Task objective:
Below are records; count the lines that contain "your" and give only the total.

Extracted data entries
+++

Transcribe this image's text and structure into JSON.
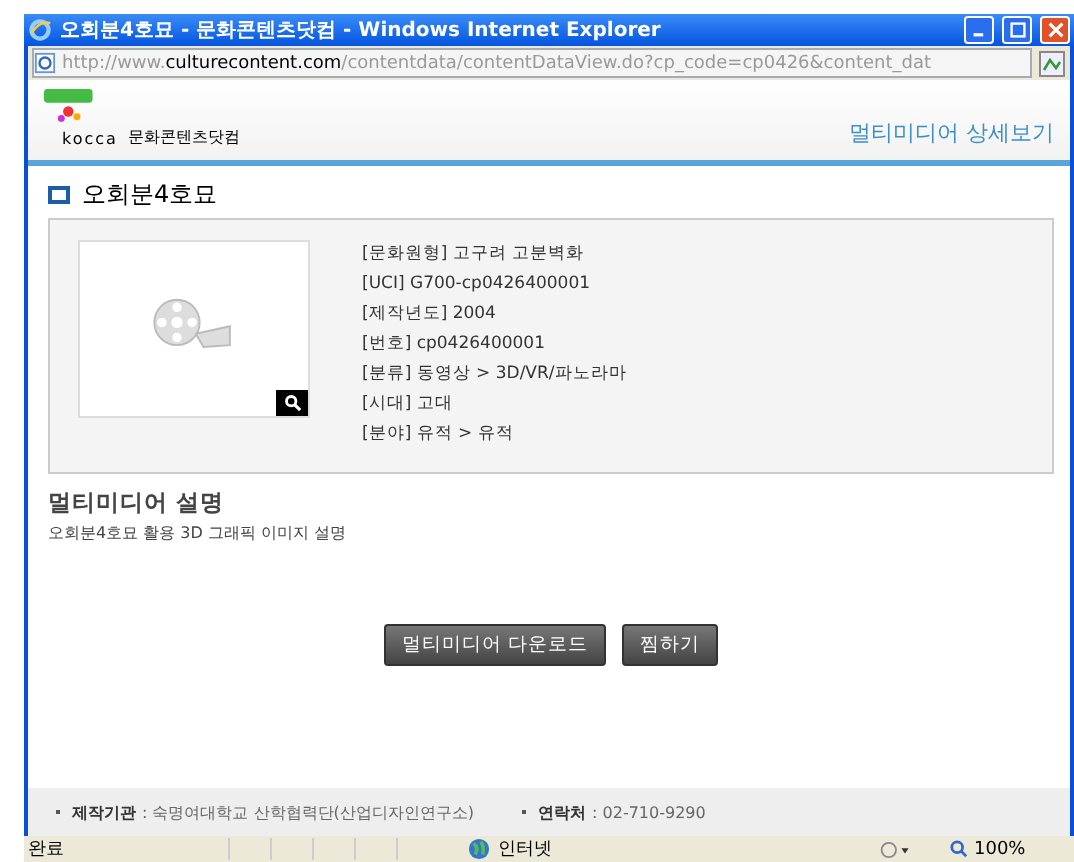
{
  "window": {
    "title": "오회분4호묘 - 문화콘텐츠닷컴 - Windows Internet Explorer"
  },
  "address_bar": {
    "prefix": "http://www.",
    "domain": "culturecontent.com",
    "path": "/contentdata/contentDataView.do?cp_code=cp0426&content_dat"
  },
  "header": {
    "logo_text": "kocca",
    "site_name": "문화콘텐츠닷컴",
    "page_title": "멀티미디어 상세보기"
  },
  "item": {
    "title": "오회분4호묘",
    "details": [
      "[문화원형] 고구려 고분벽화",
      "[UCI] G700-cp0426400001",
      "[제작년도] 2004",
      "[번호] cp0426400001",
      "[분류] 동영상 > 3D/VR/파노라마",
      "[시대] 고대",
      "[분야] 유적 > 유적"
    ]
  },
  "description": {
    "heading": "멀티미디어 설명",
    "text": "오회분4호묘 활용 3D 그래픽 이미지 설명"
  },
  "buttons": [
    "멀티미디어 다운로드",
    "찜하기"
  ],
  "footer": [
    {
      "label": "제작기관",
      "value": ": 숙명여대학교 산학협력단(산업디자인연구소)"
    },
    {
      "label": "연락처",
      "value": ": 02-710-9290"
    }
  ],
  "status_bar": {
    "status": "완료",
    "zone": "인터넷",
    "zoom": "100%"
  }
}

+++

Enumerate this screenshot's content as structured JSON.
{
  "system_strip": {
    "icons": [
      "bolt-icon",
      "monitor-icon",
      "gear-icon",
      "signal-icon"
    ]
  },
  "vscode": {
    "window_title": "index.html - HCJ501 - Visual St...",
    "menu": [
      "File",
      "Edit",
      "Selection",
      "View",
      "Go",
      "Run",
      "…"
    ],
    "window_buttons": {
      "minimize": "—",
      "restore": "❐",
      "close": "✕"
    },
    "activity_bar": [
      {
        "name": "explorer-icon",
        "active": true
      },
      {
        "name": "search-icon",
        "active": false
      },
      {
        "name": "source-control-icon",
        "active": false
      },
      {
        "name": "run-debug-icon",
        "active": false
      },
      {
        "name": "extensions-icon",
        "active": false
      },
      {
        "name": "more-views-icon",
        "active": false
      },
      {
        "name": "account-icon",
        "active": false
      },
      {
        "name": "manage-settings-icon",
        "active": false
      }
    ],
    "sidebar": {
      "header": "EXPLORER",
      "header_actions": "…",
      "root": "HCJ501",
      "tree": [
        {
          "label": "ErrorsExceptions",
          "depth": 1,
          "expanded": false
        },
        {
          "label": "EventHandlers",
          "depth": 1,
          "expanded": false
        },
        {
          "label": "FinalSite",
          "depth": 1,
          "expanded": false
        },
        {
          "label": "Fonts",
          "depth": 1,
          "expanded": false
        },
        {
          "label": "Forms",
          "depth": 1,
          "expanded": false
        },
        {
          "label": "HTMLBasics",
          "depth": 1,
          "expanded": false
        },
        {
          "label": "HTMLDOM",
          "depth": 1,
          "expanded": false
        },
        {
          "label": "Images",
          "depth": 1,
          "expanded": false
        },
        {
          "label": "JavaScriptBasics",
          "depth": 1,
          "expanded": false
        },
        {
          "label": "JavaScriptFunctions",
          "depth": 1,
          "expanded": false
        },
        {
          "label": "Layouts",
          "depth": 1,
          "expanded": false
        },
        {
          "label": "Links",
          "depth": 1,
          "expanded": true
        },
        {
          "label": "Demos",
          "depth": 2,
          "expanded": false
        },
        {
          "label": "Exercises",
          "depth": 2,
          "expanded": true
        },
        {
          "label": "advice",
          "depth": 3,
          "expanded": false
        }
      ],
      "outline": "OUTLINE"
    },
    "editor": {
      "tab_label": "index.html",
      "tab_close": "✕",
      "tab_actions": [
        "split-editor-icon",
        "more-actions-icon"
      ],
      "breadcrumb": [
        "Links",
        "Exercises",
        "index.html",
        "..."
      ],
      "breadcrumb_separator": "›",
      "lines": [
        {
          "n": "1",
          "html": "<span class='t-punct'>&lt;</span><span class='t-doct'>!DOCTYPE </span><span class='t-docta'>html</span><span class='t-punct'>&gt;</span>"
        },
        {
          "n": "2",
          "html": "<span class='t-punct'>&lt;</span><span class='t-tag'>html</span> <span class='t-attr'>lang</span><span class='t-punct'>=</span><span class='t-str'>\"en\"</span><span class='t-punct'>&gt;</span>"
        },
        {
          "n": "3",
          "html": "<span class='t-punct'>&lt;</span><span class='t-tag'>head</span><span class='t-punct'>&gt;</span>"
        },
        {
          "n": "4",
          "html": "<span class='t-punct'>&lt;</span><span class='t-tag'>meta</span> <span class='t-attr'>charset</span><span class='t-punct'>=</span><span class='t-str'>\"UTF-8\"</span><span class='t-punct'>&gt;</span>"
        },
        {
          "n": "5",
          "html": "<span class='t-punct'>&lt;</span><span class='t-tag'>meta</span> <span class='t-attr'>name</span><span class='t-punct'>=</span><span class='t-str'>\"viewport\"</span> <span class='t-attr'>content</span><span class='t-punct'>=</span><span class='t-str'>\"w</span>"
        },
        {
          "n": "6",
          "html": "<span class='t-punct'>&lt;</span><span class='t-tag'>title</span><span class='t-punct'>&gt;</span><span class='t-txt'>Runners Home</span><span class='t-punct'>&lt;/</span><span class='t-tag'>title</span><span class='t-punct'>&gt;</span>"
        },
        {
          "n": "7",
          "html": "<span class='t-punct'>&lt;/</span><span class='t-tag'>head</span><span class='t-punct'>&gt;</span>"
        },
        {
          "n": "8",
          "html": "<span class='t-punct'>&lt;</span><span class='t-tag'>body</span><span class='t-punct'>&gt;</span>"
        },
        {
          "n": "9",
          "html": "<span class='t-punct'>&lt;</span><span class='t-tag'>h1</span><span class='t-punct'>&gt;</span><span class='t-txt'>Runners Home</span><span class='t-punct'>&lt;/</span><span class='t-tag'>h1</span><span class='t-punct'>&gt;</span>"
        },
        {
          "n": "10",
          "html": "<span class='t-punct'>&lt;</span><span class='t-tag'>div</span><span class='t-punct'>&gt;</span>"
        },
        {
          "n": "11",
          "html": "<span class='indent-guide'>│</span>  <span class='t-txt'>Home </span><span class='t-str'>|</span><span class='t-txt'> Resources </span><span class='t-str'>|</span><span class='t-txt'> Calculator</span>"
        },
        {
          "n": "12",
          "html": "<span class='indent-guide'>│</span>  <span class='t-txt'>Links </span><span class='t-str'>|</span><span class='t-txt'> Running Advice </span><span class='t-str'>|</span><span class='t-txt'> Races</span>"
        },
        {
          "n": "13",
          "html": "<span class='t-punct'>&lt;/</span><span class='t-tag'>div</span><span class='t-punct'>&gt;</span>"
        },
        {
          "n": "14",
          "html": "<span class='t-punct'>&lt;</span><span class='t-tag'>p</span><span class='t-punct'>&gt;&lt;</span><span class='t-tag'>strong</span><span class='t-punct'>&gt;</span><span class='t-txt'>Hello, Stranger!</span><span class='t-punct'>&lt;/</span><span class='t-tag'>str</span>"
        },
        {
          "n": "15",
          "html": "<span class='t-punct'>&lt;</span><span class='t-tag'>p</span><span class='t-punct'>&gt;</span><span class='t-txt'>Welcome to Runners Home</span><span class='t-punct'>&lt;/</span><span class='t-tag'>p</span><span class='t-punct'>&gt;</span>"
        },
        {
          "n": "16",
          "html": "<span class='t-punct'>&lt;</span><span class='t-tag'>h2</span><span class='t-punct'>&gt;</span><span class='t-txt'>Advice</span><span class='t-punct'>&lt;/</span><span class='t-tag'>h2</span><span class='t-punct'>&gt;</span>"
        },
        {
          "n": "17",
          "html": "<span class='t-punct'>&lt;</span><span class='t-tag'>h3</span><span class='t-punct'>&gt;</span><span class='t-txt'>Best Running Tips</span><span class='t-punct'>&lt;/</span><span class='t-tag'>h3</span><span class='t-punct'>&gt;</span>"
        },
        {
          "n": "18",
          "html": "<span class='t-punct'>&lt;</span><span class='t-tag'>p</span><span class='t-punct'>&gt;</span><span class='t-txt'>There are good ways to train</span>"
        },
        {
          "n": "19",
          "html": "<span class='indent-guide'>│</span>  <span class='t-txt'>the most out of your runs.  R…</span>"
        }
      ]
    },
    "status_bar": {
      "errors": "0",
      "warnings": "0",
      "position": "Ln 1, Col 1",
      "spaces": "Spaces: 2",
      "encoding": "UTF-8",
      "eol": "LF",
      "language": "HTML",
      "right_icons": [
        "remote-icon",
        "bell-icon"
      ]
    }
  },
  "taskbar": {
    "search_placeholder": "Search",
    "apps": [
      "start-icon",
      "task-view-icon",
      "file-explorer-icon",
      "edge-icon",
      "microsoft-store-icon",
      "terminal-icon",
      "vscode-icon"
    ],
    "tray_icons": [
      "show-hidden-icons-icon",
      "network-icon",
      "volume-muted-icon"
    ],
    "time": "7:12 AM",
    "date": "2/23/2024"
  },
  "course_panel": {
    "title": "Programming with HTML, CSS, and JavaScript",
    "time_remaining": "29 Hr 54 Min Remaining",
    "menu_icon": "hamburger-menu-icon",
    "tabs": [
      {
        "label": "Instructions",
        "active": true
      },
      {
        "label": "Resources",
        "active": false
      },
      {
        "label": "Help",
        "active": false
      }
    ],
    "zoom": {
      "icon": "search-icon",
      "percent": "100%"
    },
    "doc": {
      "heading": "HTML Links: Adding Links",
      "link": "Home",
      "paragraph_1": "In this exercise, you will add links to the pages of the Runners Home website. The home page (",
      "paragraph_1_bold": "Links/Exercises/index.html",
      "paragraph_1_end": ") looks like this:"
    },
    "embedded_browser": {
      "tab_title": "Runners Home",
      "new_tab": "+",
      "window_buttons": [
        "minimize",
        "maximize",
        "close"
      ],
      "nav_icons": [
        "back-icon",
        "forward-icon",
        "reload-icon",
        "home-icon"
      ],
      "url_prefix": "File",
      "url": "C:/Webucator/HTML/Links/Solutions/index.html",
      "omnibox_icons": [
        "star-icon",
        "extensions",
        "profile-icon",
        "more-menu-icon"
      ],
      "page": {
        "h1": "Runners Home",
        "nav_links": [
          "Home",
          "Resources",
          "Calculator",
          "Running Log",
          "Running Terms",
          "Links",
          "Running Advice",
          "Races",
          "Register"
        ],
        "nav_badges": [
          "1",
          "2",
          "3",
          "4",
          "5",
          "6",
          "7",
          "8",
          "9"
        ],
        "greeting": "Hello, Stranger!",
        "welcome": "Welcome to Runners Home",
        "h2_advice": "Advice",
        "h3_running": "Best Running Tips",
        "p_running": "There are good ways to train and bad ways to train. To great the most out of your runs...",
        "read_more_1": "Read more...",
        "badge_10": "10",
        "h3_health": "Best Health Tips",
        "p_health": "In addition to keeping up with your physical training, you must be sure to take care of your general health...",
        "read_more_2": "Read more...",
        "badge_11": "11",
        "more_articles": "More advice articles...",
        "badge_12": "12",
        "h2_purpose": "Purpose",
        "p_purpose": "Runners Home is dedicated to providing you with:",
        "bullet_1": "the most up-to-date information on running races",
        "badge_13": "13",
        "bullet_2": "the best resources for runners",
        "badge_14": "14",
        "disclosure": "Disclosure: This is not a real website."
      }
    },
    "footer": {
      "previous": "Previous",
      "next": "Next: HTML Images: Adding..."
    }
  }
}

+++

Exercise result:
3